_TO DO_.
Spot each line in the records below where the word "intérêts" occurs, then copy it.
# DATA SECTION start
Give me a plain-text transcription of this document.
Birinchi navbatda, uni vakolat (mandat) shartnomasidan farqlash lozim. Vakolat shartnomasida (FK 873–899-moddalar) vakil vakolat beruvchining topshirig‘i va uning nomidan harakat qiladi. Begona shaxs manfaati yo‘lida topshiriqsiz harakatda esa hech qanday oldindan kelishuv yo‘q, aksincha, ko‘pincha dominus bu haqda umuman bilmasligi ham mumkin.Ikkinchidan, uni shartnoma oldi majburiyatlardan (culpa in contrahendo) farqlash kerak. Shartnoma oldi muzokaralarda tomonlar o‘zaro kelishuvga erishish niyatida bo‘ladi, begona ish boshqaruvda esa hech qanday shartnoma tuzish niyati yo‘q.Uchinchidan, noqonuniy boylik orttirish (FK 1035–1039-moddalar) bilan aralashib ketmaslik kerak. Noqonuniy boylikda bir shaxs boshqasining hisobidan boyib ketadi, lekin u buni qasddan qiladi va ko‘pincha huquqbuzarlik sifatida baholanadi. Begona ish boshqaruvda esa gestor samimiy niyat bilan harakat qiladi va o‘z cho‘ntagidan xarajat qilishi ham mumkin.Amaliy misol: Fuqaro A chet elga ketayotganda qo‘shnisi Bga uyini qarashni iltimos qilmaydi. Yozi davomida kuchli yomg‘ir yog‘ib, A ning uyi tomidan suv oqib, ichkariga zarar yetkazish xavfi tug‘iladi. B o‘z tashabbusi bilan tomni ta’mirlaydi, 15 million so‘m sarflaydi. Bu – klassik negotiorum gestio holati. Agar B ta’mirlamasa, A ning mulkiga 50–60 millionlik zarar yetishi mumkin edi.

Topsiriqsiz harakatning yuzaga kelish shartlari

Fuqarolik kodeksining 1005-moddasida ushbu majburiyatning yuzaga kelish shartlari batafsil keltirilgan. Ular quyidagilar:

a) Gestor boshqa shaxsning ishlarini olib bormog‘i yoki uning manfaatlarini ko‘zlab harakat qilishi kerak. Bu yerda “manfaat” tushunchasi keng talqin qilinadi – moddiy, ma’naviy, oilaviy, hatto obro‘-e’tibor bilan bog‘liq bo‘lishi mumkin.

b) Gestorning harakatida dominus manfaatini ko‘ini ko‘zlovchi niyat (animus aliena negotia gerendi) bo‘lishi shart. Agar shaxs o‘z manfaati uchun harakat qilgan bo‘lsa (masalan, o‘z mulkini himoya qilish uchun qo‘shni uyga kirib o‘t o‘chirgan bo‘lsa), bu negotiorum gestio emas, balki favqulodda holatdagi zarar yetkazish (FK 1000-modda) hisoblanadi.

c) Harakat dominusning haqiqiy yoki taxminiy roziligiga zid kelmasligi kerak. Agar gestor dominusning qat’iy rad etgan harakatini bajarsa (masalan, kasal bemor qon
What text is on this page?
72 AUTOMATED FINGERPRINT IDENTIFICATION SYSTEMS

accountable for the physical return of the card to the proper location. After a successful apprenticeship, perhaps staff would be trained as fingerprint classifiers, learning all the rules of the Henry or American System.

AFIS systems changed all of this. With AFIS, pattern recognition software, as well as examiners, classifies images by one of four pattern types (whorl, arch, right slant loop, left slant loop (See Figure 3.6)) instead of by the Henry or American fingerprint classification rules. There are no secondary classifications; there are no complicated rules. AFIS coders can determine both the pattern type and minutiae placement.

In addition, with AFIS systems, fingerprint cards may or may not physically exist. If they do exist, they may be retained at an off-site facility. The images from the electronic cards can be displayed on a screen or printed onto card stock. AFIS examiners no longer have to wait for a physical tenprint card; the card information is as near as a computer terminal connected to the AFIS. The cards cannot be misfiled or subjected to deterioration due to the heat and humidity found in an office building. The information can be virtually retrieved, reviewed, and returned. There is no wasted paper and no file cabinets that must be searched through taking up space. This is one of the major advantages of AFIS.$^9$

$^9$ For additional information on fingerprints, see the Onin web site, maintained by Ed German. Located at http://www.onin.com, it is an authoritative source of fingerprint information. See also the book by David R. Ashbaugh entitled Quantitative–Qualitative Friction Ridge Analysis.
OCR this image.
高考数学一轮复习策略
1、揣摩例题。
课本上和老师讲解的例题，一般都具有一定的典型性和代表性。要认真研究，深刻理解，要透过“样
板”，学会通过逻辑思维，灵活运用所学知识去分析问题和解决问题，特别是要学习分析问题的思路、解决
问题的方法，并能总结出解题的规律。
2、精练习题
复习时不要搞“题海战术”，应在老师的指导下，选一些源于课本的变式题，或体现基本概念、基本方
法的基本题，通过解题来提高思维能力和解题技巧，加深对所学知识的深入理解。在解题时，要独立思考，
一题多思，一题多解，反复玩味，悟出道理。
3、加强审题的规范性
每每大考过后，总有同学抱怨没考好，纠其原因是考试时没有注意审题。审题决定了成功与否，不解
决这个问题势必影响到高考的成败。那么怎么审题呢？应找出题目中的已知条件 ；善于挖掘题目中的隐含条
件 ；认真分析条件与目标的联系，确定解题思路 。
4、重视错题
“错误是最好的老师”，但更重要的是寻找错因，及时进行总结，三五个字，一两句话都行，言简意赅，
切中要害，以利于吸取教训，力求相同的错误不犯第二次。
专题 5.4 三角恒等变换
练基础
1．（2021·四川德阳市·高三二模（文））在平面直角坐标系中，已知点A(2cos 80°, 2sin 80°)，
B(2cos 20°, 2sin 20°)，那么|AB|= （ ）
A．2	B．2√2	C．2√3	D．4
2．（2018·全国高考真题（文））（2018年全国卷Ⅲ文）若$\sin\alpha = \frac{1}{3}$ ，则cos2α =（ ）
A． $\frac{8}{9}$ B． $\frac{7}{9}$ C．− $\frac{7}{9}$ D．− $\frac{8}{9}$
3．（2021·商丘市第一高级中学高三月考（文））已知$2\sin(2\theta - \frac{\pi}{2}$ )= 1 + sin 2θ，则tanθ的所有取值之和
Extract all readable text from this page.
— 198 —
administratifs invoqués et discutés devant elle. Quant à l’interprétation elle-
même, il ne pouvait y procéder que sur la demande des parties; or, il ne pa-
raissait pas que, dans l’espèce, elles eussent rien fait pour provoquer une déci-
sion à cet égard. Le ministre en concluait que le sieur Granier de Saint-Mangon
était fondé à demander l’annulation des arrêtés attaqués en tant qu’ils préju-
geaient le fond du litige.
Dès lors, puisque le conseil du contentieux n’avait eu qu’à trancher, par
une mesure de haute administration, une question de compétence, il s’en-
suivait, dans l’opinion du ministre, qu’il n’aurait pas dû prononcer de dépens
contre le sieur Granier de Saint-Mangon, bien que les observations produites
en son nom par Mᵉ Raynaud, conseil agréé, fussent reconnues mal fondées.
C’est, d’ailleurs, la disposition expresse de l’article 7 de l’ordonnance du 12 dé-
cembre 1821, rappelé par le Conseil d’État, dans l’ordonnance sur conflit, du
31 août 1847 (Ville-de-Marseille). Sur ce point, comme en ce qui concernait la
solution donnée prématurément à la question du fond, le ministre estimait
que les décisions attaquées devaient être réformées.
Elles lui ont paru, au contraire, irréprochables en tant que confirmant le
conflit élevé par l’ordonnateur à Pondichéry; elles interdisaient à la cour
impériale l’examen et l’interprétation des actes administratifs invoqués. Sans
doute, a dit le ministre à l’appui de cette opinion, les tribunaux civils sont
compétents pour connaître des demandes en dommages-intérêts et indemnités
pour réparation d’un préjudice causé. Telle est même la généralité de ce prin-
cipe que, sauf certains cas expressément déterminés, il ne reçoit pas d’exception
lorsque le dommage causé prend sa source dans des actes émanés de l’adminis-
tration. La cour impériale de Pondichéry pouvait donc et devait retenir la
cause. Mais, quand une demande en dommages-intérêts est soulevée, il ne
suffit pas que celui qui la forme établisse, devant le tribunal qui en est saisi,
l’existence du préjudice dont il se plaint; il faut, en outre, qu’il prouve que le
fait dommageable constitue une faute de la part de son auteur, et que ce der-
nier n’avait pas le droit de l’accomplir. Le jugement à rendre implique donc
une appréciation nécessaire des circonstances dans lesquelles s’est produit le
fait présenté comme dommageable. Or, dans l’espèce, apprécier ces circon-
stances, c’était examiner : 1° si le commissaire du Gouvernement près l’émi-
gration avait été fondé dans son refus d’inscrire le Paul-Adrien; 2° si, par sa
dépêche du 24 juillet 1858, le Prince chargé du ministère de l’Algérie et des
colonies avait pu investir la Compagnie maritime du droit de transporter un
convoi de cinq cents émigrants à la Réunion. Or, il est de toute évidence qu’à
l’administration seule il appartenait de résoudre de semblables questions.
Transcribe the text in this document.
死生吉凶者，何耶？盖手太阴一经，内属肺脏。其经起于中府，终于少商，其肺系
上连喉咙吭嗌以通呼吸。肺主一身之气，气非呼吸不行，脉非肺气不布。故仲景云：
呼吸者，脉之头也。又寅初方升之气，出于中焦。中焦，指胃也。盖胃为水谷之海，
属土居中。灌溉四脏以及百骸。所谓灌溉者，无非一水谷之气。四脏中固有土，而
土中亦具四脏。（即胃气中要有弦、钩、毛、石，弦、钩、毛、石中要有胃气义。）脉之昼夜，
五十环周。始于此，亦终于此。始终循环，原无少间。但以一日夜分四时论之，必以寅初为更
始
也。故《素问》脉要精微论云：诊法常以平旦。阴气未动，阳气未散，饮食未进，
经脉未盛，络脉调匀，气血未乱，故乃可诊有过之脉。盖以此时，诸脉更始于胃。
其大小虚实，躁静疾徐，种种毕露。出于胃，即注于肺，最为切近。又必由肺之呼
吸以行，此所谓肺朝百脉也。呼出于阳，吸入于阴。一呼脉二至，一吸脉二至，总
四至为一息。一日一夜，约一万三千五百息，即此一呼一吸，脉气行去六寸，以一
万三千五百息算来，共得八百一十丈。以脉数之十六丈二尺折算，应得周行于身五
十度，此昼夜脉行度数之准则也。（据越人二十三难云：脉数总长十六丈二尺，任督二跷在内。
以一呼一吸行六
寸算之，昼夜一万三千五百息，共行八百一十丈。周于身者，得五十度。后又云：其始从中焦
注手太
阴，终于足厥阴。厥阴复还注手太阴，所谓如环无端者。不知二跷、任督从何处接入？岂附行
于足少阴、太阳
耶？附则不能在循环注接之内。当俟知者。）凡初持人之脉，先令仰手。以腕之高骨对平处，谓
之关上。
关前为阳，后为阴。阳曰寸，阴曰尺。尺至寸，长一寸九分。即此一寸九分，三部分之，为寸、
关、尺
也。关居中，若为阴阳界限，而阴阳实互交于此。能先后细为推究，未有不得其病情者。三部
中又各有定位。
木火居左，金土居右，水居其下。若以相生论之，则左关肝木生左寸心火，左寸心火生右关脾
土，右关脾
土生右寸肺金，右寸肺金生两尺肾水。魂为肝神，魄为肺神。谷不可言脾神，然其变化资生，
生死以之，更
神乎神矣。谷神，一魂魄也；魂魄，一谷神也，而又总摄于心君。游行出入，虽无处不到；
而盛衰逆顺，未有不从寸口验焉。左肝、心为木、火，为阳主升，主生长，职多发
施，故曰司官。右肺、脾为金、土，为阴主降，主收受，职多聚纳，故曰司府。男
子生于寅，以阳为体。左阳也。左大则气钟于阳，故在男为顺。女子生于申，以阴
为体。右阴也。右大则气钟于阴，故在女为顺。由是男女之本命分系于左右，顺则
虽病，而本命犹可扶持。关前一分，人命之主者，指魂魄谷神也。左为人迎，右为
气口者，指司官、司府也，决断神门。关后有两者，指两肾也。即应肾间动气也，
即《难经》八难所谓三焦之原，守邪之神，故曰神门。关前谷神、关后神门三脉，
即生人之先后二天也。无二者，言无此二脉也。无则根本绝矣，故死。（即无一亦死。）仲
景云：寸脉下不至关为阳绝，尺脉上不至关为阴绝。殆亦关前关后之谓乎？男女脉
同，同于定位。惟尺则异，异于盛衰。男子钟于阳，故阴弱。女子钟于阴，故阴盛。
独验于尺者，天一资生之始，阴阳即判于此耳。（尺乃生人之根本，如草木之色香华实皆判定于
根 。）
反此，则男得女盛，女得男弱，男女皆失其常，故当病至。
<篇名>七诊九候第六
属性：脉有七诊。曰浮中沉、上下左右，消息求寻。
# DATA SECTION end
_RESPONSE BELOW_.
compétents pour connaître des demandes en dommages-intérêts et indemnités
cause. Mais, quand une demande en dommages-intérêts est soulevée, il ne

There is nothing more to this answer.